(Dataset excerpts)
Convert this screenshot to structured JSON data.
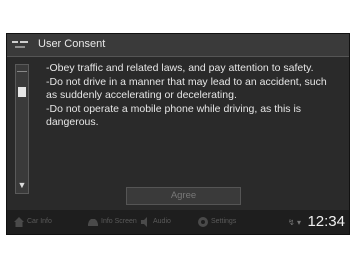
{
  "window": {
    "title": "User Consent"
  },
  "consent": {
    "lines": [
      "-Obey traffic and related laws, and pay attention to safety.",
      "-Do not drive in a manner that may lead to an accident, such as suddenly accelerating or decelerating.",
      "-Do not operate a mobile phone while driving, as this is dangerous."
    ],
    "agree_label": "Agree"
  },
  "nav": {
    "items": [
      {
        "icon": "home-icon",
        "label": "Car Info"
      },
      {
        "icon": "car-icon",
        "label": "Info Screen"
      },
      {
        "icon": "audio-icon",
        "label": "Audio"
      },
      {
        "icon": "settings-icon",
        "label": "Settings"
      }
    ]
  },
  "status": {
    "clock": "12:34",
    "icons": [
      "bluetooth-icon",
      "signal-icon"
    ]
  },
  "colors": {
    "background": "#2a2a2a",
    "text": "#e6e6e6",
    "clock": "#f0f0f0"
  }
}
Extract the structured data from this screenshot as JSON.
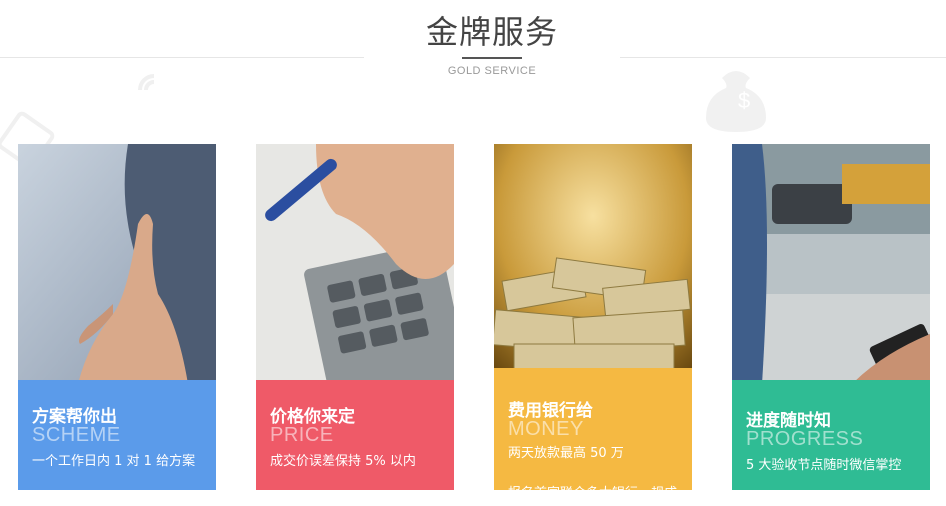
{
  "header": {
    "title": "金牌服务",
    "subtitle": "GOLD SERVICE"
  },
  "cards": [
    {
      "title_cn": "方案帮你出",
      "title_en": "SCHEME",
      "description": "一个工作日内 1 对 1 给方案",
      "color": "#5b9bea",
      "photo": "handshake-photo"
    },
    {
      "title_cn": "价格你来定",
      "title_en": "PRICE",
      "description": "成交价误差保持 5% 以内",
      "color": "#ef5a68",
      "photo": "calculator-photo"
    },
    {
      "title_cn": "费用银行给",
      "title_en": "MONEY",
      "description": "两天放款最高 50 万",
      "description2": "报名首家联合多大银行，规成",
      "color": "#f5b942",
      "photo": "money-pile-photo"
    },
    {
      "title_cn": "进度随时知",
      "title_en": "PROGRESS",
      "description": "5 大验收节点随时微信掌控",
      "color": "#2fbc94",
      "photo": "phone-street-photo"
    }
  ]
}
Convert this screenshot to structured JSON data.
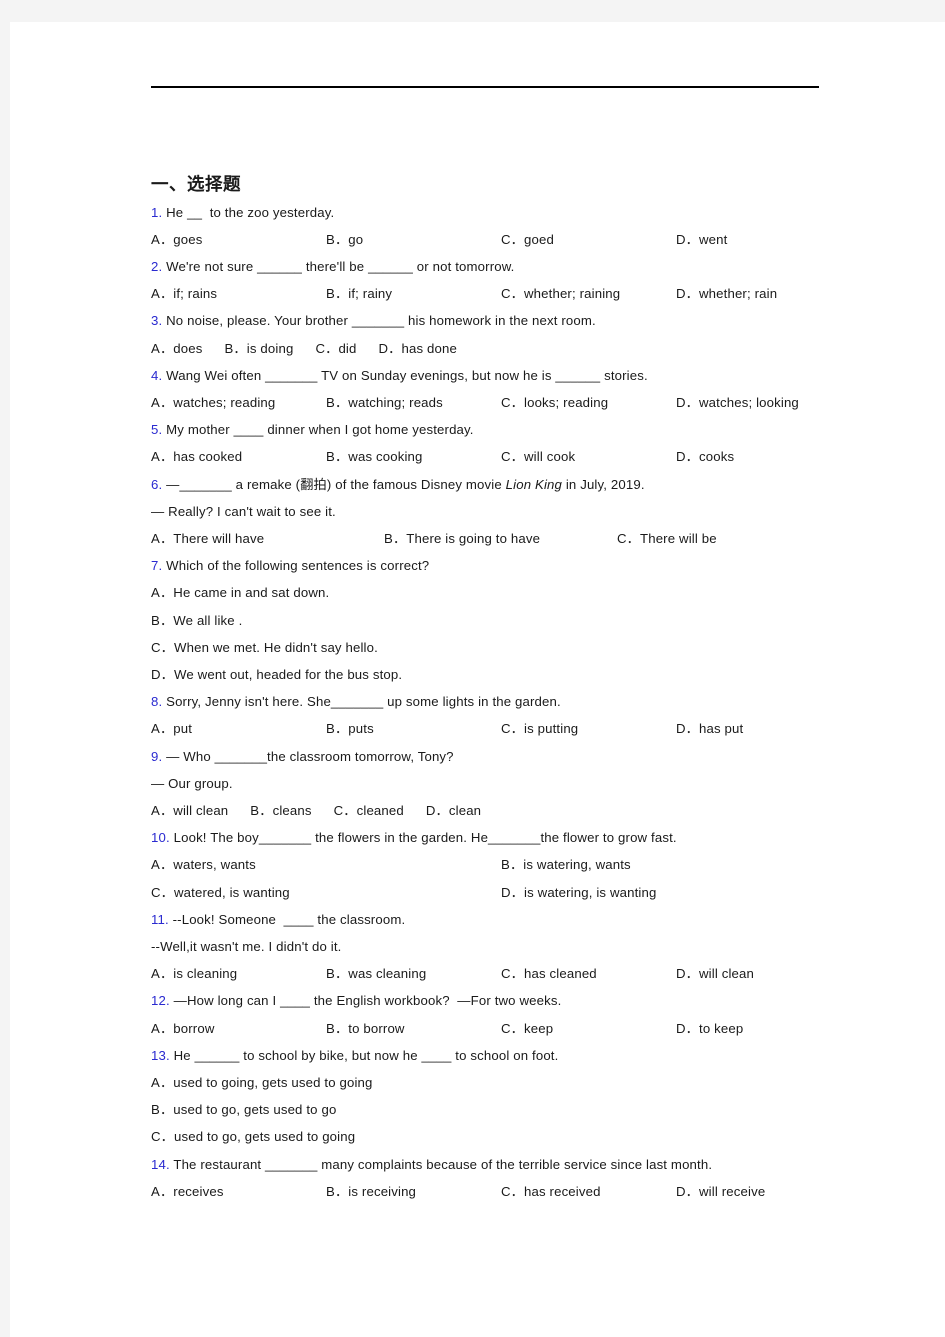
{
  "document": {
    "section_title": "一、选择题",
    "questions": [
      {
        "num": "1.",
        "stem": " He __  to the zoo yesterday.",
        "options": [
          "A．goes",
          "B．go",
          "C．goed",
          "D．went"
        ],
        "layout": "c4"
      },
      {
        "num": "2.",
        "stem": " We're not sure ______ there'll be ______ or not tomorrow.",
        "options": [
          "A．if; rains",
          "B．if; rainy",
          "C．whether; raining",
          "D．whether; rain"
        ],
        "layout": "c4"
      },
      {
        "num": "3.",
        "stem": " No noise, please. Your brother _______ his homework in the next room.",
        "options": [
          "A．does",
          "B．is doing",
          "C．did",
          "D．has done"
        ],
        "layout": "cflow"
      },
      {
        "num": "4.",
        "stem": " Wang Wei often _______ TV on Sunday evenings, but now he is ______ stories.",
        "options": [
          "A．watches; reading",
          "B．watching; reads",
          "C．looks; reading",
          "D．watches; looking"
        ],
        "layout": "c4"
      },
      {
        "num": "5.",
        "stem": " My mother ____ dinner when I got home yesterday.",
        "options": [
          "A．has cooked",
          "B．was cooking",
          "C．will cook",
          "D．cooks"
        ],
        "layout": "c4"
      },
      {
        "num": "6.",
        "stem_pre": " —_______ a remake (翻拍) of the famous Disney movie ",
        "stem_italic": "Lion King",
        "stem_post": " in July, 2019.",
        "stem_line2": "— Really? I can't wait to see it.",
        "options": [
          "A．There will have",
          "B．There is going to have",
          "C．There will be"
        ],
        "layout": "c3"
      },
      {
        "num": "7.",
        "stem": " Which of the following sentences is correct?",
        "options": [
          "A．He came in and sat down.",
          "B．We all like .",
          "C．When we met. He didn't say hello.",
          "D．We went out, headed for the bus stop."
        ],
        "layout": "stack"
      },
      {
        "num": "8.",
        "stem": " Sorry, Jenny isn't here. She_______ up some lights in the garden.",
        "options": [
          "A．put",
          "B．puts",
          "C．is putting",
          "D．has put"
        ],
        "layout": "c4"
      },
      {
        "num": "9.",
        "stem": " — Who _______the classroom tomorrow, Tony?",
        "stem_line2": "— Our group.",
        "options": [
          "A．will clean",
          "B．cleans",
          "C．cleaned",
          "D．clean"
        ],
        "layout": "cflow"
      },
      {
        "num": "10.",
        "stem": " Look! The boy_______ the flowers in the garden. He_______the flower to grow fast.",
        "options": [
          "A．waters, wants",
          "B．is watering, wants",
          "C．watered, is wanting",
          "D．is watering, is wanting"
        ],
        "layout": "c2"
      },
      {
        "num": "11.",
        "stem": " --Look! Someone  ____ the classroom.",
        "stem_line2": "--Well,it wasn't me. I didn't do it.",
        "options": [
          "A．is cleaning",
          "B．was cleaning",
          "C．has cleaned",
          "D．will clean"
        ],
        "layout": "c4"
      },
      {
        "num": "12.",
        "stem": " —How long can I ____ the English workbook?  —For two weeks.",
        "options": [
          "A．borrow",
          "B．to borrow",
          "C．keep",
          "D．to keep"
        ],
        "layout": "c4"
      },
      {
        "num": "13.",
        "stem": " He ______ to school by bike, but now he ____ to school on foot.",
        "options": [
          "A．used to going, gets used to going",
          "B．used to go, gets used to go",
          "C．used to go, gets used to going"
        ],
        "layout": "stack"
      },
      {
        "num": "14.",
        "stem": " The restaurant _______ many complaints because of the terrible service since last month.",
        "options": [
          "A．receives",
          "B．is receiving",
          "C．has received",
          "D．will receive"
        ],
        "layout": "c4"
      }
    ]
  },
  "colors": {
    "question_number": "#2a2ad0",
    "body_text": "#1a1a1a",
    "page_background": "#ffffff",
    "canvas_background": "#f4f4f4"
  }
}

**GIVEN EXERCISE**
Write out the listing above exactly as it stands, pictures excluded.

**THE COMPLETED TASK**
Convert this screenshot to structured JSON data.
{
  "window": {
    "title": "User Consent"
  },
  "consent": {
    "lines": [
      "-Obey traffic and related laws, and pay attention to safety.",
      "-Do not drive in a manner that may lead to an accident, such as suddenly accelerating or decelerating.",
      "-Do not operate a mobile phone while driving, as this is dangerous."
    ],
    "agree_label": "Agree"
  },
  "nav": {
    "items": [
      {
        "icon": "home-icon",
        "label": "Car Info"
      },
      {
        "icon": "car-icon",
        "label": "Info Screen"
      },
      {
        "icon": "audio-icon",
        "label": "Audio"
      },
      {
        "icon": "settings-icon",
        "label": "Settings"
      }
    ]
  },
  "status": {
    "clock": "12:34",
    "icons": [
      "bluetooth-icon",
      "signal-icon"
    ]
  },
  "colors": {
    "background": "#2a2a2a",
    "text": "#e6e6e6",
    "clock": "#f0f0f0"
  }
}
Extract the structured data from this screenshot as JSON.
{
  "header": {
    "title": "金牌服务",
    "subtitle": "GOLD SERVICE"
  },
  "cards": [
    {
      "title_cn": "方案帮你出",
      "title_en": "SCHEME",
      "description": "一个工作日内 1 对 1 给方案",
      "color": "#5b9bea",
      "photo": "handshake-photo"
    },
    {
      "title_cn": "价格你来定",
      "title_en": "PRICE",
      "description": "成交价误差保持 5% 以内",
      "color": "#ef5a68",
      "photo": "calculator-photo"
    },
    {
      "title_cn": "费用银行给",
      "title_en": "MONEY",
      "description": "两天放款最高 50 万",
      "description2": "报名首家联合多大银行，规成",
      "color": "#f5b942",
      "photo": "money-pile-photo"
    },
    {
      "title_cn": "进度随时知",
      "title_en": "PROGRESS",
      "description": "5 大验收节点随时微信掌控",
      "color": "#2fbc94",
      "photo": "phone-street-photo"
    }
  ]
}
Convert this screenshot to structured JSON data.
{
  "document": {
    "section_title": "一、选择题",
    "questions": [
      {
        "num": "1.",
        "stem": " He __  to the zoo yesterday.",
        "options": [
          "A．goes",
          "B．go",
          "C．goed",
          "D．went"
        ],
        "layout": "c4"
      },
      {
        "num": "2.",
        "stem": " We're not sure ______ there'll be ______ or not tomorrow.",
        "options": [
          "A．if; rains",
          "B．if; rainy",
          "C．whether; raining",
          "D．whether; rain"
        ],
        "layout": "c4"
      },
      {
        "num": "3.",
        "stem": " No noise, please. Your brother _______ his homework in the next room.",
        "options": [
          "A．does",
          "B．is doing",
          "C．did",
          "D．has done"
        ],
        "layout": "cflow"
      },
      {
        "num": "4.",
        "stem": " Wang Wei often _______ TV on Sunday evenings, but now he is ______ stories.",
        "options": [
          "A．watches; reading",
          "B．watching; reads",
          "C．looks; reading",
          "D．watches; looking"
        ],
        "layout": "c4"
      },
      {
        "num": "5.",
        "stem": " My mother ____ dinner when I got home yesterday.",
        "options": [
          "A．has cooked",
          "B．was cooking",
          "C．will cook",
          "D．cooks"
        ],
        "layout": "c4"
      },
      {
        "num": "6.",
        "stem_pre": " —_______ a remake (翻拍) of the famous Disney movie ",
        "stem_italic": "Lion King",
        "stem_post": " in July, 2019.",
        "stem_line2": "— Really? I can't wait to see it.",
        "options": [
          "A．There will have",
          "B．There is going to have",
          "C．There will be"
        ],
        "layout": "c3"
      },
      {
        "num": "7.",
        "stem": " Which of the following sentences is correct?",
        "options": [
          "A．He came in and sat down.",
          "B．We all like .",
          "C．When we met. He didn't say hello.",
          "D．We went out, headed for the bus stop."
        ],
        "layout": "stack"
      },
      {
        "num": "8.",
        "stem": " Sorry, Jenny isn't here. She_______ up some lights in the garden.",
        "options": [
          "A．put",
          "B．puts",
          "C．is putting",
          "D．has put"
        ],
        "layout": "c4"
      },
      {
        "num": "9.",
        "stem": " — Who _______the classroom tomorrow, Tony?",
        "stem_line2": "— Our group.",
        "options": [
          "A．will clean",
          "B．cleans",
          "C．cleaned",
          "D．clean"
        ],
        "layout": "cflow"
      },
      {
        "num": "10.",
        "stem": " Look! The boy_______ the flowers in the garden. He_______the flower to grow fast.",
        "options": [
          "A．waters, wants",
          "B．is watering, wants",
          "C．watered, is wanting",
          "D．is watering, is wanting"
        ],
        "layout": "c2"
      },
      {
        "num": "11.",
        "stem": " --Look! Someone  ____ the classroom.",
        "stem_line2": "--Well,it wasn't me. I didn't do it.",
        "options": [
          "A．is cleaning",
          "B．was cleaning",
          "C．has cleaned",
          "D．will clean"
        ],
        "layout": "c4"
      },
      {
        "num": "12.",
        "stem": " —How long can I ____ the English workbook?  —For two weeks.",
        "options": [
          "A．borrow",
          "B．to borrow",
          "C．keep",
          "D．to keep"
        ],
        "layout": "c4"
      },
      {
        "num": "13.",
        "stem": " He ______ to school by bike, but now he ____ to school on foot.",
        "options": [
          "A．used to going, gets used to going",
          "B．used to go, gets used to go",
          "C．used to go, gets used to going"
        ],
        "layout": "stack"
      },
      {
        "num": "14.",
        "stem": " The restaurant _______ many complaints because of the terrible service since last month.",
        "options": [
          "A．receives",
          "B．is receiving",
          "C．has received",
          "D．will receive"
        ],
        "layout": "c4"
      }
    ]
  },
  "colors": {
    "question_number": "#2a2ad0",
    "body_text": "#1a1a1a",
    "page_background": "#ffffff",
    "canvas_background": "#f4f4f4"
  }
}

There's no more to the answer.